TEKS KUTIPAN
▼▼▼

JAKARTA – Lambatnya proses evaluasi Rencana Kerja Anggaran dan Budget (RKAB) di sektor mineral dan batu bara terus disorot. Dalam data terakhir Direktorat Jendral Mineral dan Batu bara (Minerba) terungkap bahwa hingga 1 November dari permohonan 757 RKAB untuk tahun 2024 dan perubahan 2023 baru 444 yang disetujui. Sementara sekitar 200 permohonan RKAB masih diproses atau pending, 113 permohonan RKAB belum sampaikan dokumen perbaikan dan 37 badan usaha belum menyampaikan RKAB.

Bambang Haryadi, Wakil Ketua Komisi VII DPR RI, menyatakan ada kesan ketakutan kini dialami oleh para jajaran Ditjen Minerba saat mengevaluasi RKAB. Ini merupakan buntut dari permasalahan hukum yang membelit Ditjen Minerba belakangan ini.

“Info yang didapat dari Kementerian ESDM ada semacam ketakutan sehingga membuat evaluator bekerjanya ragu-ragu karena takut. Kita harus menghormati penegakan hukum, tapi tidak boleh menganggu sistem,” kata Bambang dalam rapat antara Ditjen Minerba dengan Komisi VII DPR RI, Senin (6/11).

▲▲▲

Data:
▼▼▼

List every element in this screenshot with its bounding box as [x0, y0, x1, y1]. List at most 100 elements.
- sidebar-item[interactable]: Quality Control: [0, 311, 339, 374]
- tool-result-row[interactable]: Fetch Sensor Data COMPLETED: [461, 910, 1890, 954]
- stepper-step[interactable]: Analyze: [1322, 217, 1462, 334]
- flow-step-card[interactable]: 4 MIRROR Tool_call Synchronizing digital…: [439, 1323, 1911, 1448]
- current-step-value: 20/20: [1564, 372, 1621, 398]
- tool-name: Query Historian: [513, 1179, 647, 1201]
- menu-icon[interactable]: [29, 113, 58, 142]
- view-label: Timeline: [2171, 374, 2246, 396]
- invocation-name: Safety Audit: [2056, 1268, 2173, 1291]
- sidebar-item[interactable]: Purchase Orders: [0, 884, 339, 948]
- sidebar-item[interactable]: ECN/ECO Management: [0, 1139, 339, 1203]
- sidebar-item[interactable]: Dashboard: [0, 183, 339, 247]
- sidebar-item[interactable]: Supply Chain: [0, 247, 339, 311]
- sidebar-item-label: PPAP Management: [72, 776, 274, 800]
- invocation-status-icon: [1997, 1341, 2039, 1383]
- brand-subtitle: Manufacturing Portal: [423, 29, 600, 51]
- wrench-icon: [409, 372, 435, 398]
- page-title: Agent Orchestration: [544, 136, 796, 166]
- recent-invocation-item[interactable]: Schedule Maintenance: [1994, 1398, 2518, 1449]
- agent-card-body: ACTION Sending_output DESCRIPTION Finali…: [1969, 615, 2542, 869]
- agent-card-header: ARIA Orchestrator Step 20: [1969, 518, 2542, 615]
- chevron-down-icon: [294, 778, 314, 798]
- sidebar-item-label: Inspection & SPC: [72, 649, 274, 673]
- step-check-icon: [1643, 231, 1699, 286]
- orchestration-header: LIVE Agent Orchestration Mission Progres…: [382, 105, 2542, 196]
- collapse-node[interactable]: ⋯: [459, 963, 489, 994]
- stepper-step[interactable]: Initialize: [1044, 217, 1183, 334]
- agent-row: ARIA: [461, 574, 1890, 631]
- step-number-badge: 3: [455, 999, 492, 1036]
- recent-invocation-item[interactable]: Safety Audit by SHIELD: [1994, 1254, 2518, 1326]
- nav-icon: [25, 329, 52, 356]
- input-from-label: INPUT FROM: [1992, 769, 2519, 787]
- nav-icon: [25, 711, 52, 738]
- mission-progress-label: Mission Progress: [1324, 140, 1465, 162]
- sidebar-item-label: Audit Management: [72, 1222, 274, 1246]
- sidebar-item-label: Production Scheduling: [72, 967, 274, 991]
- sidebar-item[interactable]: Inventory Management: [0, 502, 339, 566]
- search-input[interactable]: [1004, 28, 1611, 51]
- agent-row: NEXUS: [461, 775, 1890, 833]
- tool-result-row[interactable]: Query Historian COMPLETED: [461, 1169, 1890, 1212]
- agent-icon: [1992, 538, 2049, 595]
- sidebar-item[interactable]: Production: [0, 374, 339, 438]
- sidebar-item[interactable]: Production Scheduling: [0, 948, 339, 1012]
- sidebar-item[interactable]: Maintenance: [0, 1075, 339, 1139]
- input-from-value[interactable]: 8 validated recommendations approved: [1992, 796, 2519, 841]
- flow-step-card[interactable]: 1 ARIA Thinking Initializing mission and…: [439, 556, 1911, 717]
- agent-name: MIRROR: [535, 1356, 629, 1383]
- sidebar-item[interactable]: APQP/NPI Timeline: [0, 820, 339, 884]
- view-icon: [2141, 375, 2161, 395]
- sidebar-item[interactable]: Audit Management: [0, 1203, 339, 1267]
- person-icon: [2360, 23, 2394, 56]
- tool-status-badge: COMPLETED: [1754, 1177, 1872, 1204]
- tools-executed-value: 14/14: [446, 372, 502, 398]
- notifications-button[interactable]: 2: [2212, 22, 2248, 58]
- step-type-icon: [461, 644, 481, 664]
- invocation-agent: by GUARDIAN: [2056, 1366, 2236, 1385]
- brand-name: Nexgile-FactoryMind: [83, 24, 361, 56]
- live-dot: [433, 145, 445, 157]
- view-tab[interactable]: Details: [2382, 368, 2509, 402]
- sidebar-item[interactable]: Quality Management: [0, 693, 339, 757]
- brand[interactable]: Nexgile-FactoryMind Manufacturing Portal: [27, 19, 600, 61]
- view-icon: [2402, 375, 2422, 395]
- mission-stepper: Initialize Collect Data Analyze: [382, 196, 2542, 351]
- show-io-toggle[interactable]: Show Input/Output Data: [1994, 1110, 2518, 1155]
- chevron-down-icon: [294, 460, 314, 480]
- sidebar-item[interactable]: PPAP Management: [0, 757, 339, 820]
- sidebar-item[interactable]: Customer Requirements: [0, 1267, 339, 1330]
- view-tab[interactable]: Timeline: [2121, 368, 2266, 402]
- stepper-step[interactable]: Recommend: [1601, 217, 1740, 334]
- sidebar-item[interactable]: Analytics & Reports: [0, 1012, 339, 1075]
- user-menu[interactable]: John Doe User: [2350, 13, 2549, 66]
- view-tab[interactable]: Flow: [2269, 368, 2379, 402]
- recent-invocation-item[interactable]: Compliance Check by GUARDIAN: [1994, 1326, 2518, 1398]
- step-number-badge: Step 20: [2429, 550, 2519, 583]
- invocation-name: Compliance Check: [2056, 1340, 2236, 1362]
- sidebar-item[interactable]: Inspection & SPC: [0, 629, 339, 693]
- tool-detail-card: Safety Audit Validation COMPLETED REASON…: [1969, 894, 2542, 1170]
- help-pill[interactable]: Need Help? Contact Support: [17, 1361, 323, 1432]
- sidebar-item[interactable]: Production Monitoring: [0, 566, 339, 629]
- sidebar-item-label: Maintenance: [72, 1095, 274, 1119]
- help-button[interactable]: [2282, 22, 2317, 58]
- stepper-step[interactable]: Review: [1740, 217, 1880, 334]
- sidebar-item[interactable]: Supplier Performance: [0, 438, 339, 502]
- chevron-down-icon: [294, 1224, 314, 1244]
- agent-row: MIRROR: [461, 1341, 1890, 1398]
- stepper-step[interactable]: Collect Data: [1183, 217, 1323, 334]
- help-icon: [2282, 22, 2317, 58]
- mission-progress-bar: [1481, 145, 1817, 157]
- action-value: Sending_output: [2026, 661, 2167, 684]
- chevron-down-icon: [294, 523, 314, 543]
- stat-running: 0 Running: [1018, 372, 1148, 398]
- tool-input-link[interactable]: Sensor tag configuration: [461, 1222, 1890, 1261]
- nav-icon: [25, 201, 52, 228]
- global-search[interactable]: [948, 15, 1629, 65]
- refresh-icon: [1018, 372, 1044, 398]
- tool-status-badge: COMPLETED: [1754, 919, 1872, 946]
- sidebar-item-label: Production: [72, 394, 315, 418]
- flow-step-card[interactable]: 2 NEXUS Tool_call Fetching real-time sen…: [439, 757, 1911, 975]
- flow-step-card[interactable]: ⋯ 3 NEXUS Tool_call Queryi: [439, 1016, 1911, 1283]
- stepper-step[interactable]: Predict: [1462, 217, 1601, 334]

▲▲▲

TANTANGAN
Lanjutkan berita tentang lambatnya evaluasi RKAB minerba setelah kalimat terakhirnya.

HASIL TUGAS INI
Imbasnya, kata Bambang, kinibeberapa pabrik smelter bahkan sampai harus berhenti beroperasi lantaran belum adanya persetujuan RKAB dari pemerintah. “Kami mendengar ada beberapa smelter mematikan tungkunya, baik di Sulawesi Tengah dan Tenggara. mereka ini mulai meragukan investasi di indonesia,” ujarnya.

Menurut dia, masalah lambatnya RKAB ini akan berdampak pada pasokan bahan baku smelter. Ini yang membuat industri pwngolahan logam khawatir akan keberlanjutan operasinya. Tanpa adanya RKAB produsen bahan baku mineral seperti nikel tidak akan mau melakukan produksi.

Pemerintah diminta segera bergerak cepat mengatasi mengkraknya proses persetujuan RKAB ini. Karena bakal berdampak besar bagi iklim investasi di Indonesia.

“Ingatlah bahwa smelter-smelter itu sebagian besar PSN, jangan sampai kita di-complain oleh investor dari negara lain akibat salah satu ini proses penegakan hukum dan mereka semua pada takut,” jelas Bambang. (RI)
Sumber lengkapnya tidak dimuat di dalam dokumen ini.